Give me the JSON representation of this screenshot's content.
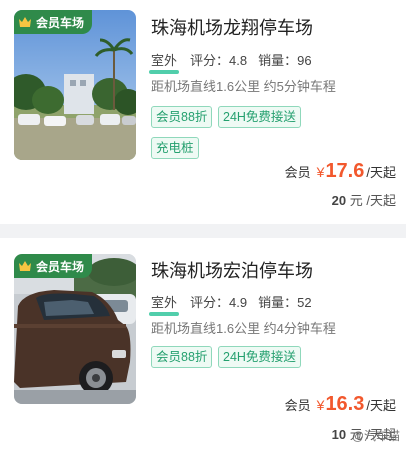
{
  "listings": [
    {
      "badge": "会员车场",
      "title": "珠海机场龙翔停车场",
      "environment": "室外",
      "score_label": "评分：",
      "score": "4.8",
      "sales_label": "销量：",
      "sales": "96",
      "distance": "距机场直线1.6公里 约5分钟车程",
      "tags": [
        "会员88折",
        "24H免费接送",
        "充电桩"
      ],
      "price": {
        "member_label": "会员",
        "currency": "¥",
        "amount": "17.6",
        "unit": "/天起"
      },
      "original": {
        "amount": "20",
        "unit": "元 /天起"
      }
    },
    {
      "badge": "会员车场",
      "title": "珠海机场宏泊停车场",
      "environment": "室外",
      "score_label": "评分：",
      "score": "4.9",
      "sales_label": "销量：",
      "sales": "52",
      "distance": "距机场直线1.6公里 约4分钟车程",
      "tags": [
        "会员88折",
        "24H免费接送"
      ],
      "price": {
        "member_label": "会员",
        "currency": "¥",
        "amount": "16.3",
        "unit": "/天起"
      },
      "original": {
        "amount": "10",
        "unit": "元 /天起"
      }
    }
  ],
  "watermark": "@汽车猫",
  "colors": {
    "accent_green": "#25a06f",
    "price_orange": "#f2582d",
    "badge_green": "#2f8a4a"
  }
}
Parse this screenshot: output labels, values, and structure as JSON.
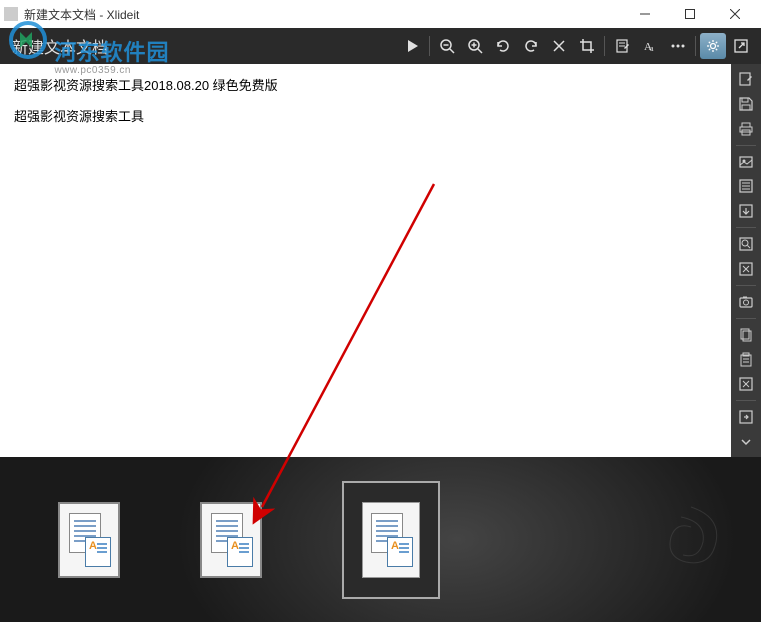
{
  "window": {
    "title": "新建文本文档 - Xlideit"
  },
  "topToolbar": {
    "leftTitle": "新建文本文档"
  },
  "content": {
    "line1": "超强影视资源搜索工具2018.08.20 绿色免费版",
    "line2": "超强影视资源搜索工具"
  },
  "watermark": {
    "main": "河东软件园",
    "sub": "www.pc0359.cn"
  },
  "icons": {
    "play": "play-icon",
    "zoomOut": "zoom-out-icon",
    "zoomIn": "zoom-in-icon",
    "rotateCcw": "rotate-ccw-icon",
    "rotateCw": "rotate-cw-icon",
    "close": "x-icon",
    "crop": "crop-icon",
    "edit": "edit-icon",
    "text": "text-icon",
    "more": "more-icon",
    "settings": "settings-icon",
    "external": "external-icon"
  }
}
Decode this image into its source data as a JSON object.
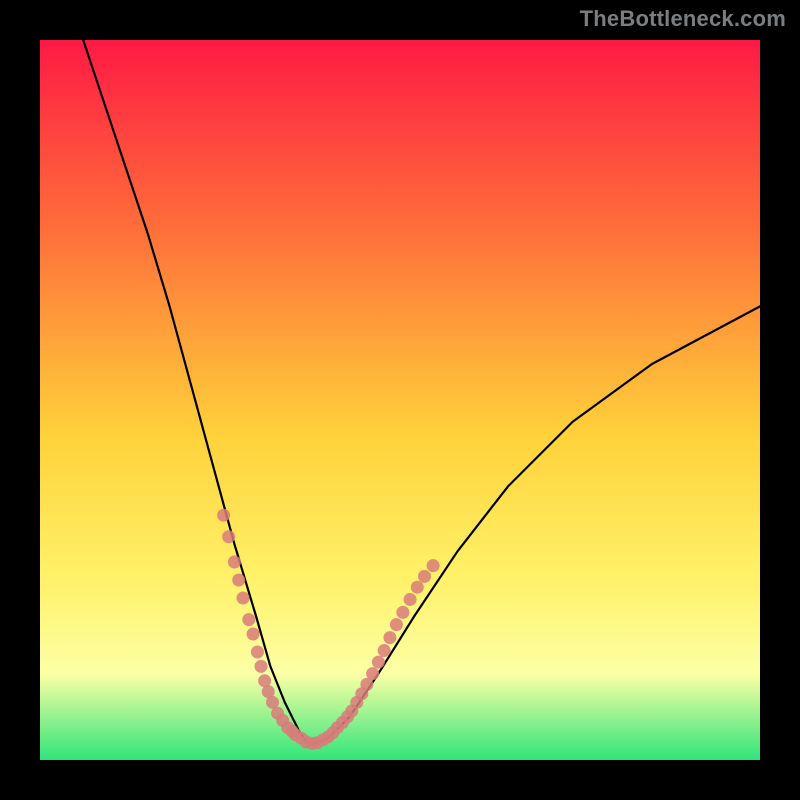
{
  "watermark": "TheBottleneck.com",
  "colors": {
    "bg": "#000000",
    "watermark": "#7b7e81",
    "curve": "#000000",
    "dot_fill": "#d87b79",
    "grad_top": "#ff1a44",
    "grad_mid1": "#ff6a3a",
    "grad_mid2": "#ffd23a",
    "grad_mid3": "#fff26a",
    "grad_mid4": "#fcffa5",
    "grad_bottom": "#2fe57a"
  },
  "chart_data": {
    "type": "line",
    "title": "",
    "xlabel": "",
    "ylabel": "",
    "xlim": [
      0,
      100
    ],
    "ylim": [
      0,
      100
    ],
    "series": [
      {
        "name": "bottleneck-curve",
        "x": [
          0,
          3,
          6,
          9,
          12,
          15,
          18,
          21,
          24,
          27,
          30,
          32,
          34,
          36,
          37,
          38,
          40,
          43,
          47,
          52,
          58,
          65,
          74,
          85,
          100
        ],
        "y": [
          115,
          108,
          100,
          91,
          82,
          73,
          63,
          52,
          41,
          30,
          20,
          13,
          8,
          4,
          2.5,
          2.3,
          3,
          6,
          12,
          20,
          29,
          38,
          47,
          55,
          63
        ]
      }
    ],
    "scatter": [
      {
        "name": "left-cluster",
        "points": [
          {
            "x": 25.5,
            "y": 34
          },
          {
            "x": 26.2,
            "y": 31
          },
          {
            "x": 27.0,
            "y": 27.5
          },
          {
            "x": 27.6,
            "y": 25
          },
          {
            "x": 28.2,
            "y": 22.5
          },
          {
            "x": 29.0,
            "y": 19.5
          },
          {
            "x": 29.6,
            "y": 17.5
          },
          {
            "x": 30.2,
            "y": 15
          },
          {
            "x": 30.7,
            "y": 13
          },
          {
            "x": 31.2,
            "y": 11
          },
          {
            "x": 31.7,
            "y": 9.5
          },
          {
            "x": 32.3,
            "y": 8
          },
          {
            "x": 33.0,
            "y": 6.5
          },
          {
            "x": 33.7,
            "y": 5.5
          },
          {
            "x": 34.4,
            "y": 4.5
          },
          {
            "x": 35.0,
            "y": 4.0
          }
        ]
      },
      {
        "name": "bottom-cluster",
        "points": [
          {
            "x": 35.5,
            "y": 3.5
          },
          {
            "x": 36.3,
            "y": 3.0
          },
          {
            "x": 37.0,
            "y": 2.5
          },
          {
            "x": 37.8,
            "y": 2.3
          },
          {
            "x": 38.5,
            "y": 2.4
          },
          {
            "x": 39.3,
            "y": 2.8
          },
          {
            "x": 40.0,
            "y": 3.2
          },
          {
            "x": 40.7,
            "y": 3.8
          }
        ]
      },
      {
        "name": "right-cluster",
        "points": [
          {
            "x": 41.3,
            "y": 4.5
          },
          {
            "x": 42.0,
            "y": 5.2
          },
          {
            "x": 42.7,
            "y": 6.0
          },
          {
            "x": 43.3,
            "y": 6.8
          },
          {
            "x": 44.0,
            "y": 8.0
          },
          {
            "x": 44.7,
            "y": 9.2
          },
          {
            "x": 45.4,
            "y": 10.5
          },
          {
            "x": 46.2,
            "y": 12.0
          },
          {
            "x": 47.0,
            "y": 13.6
          },
          {
            "x": 47.8,
            "y": 15.2
          },
          {
            "x": 48.6,
            "y": 17.0
          },
          {
            "x": 49.5,
            "y": 18.8
          },
          {
            "x": 50.4,
            "y": 20.5
          },
          {
            "x": 51.4,
            "y": 22.3
          },
          {
            "x": 52.4,
            "y": 24
          },
          {
            "x": 53.4,
            "y": 25.5
          },
          {
            "x": 54.6,
            "y": 27
          }
        ]
      }
    ],
    "gradient_stops": [
      {
        "offset": 0.0,
        "color": "#ff1a44"
      },
      {
        "offset": 0.25,
        "color": "#ff6a3a"
      },
      {
        "offset": 0.55,
        "color": "#ffd23a"
      },
      {
        "offset": 0.75,
        "color": "#fff26a"
      },
      {
        "offset": 0.88,
        "color": "#fcffa5"
      },
      {
        "offset": 1.0,
        "color": "#2fe57a"
      }
    ]
  }
}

Task brief >> Find the word "amount" and list each line it appears in.

Output of the task >>
        "amount": "17.6",
        "amount": "20",
        "amount": "16.3",
        "amount": "10",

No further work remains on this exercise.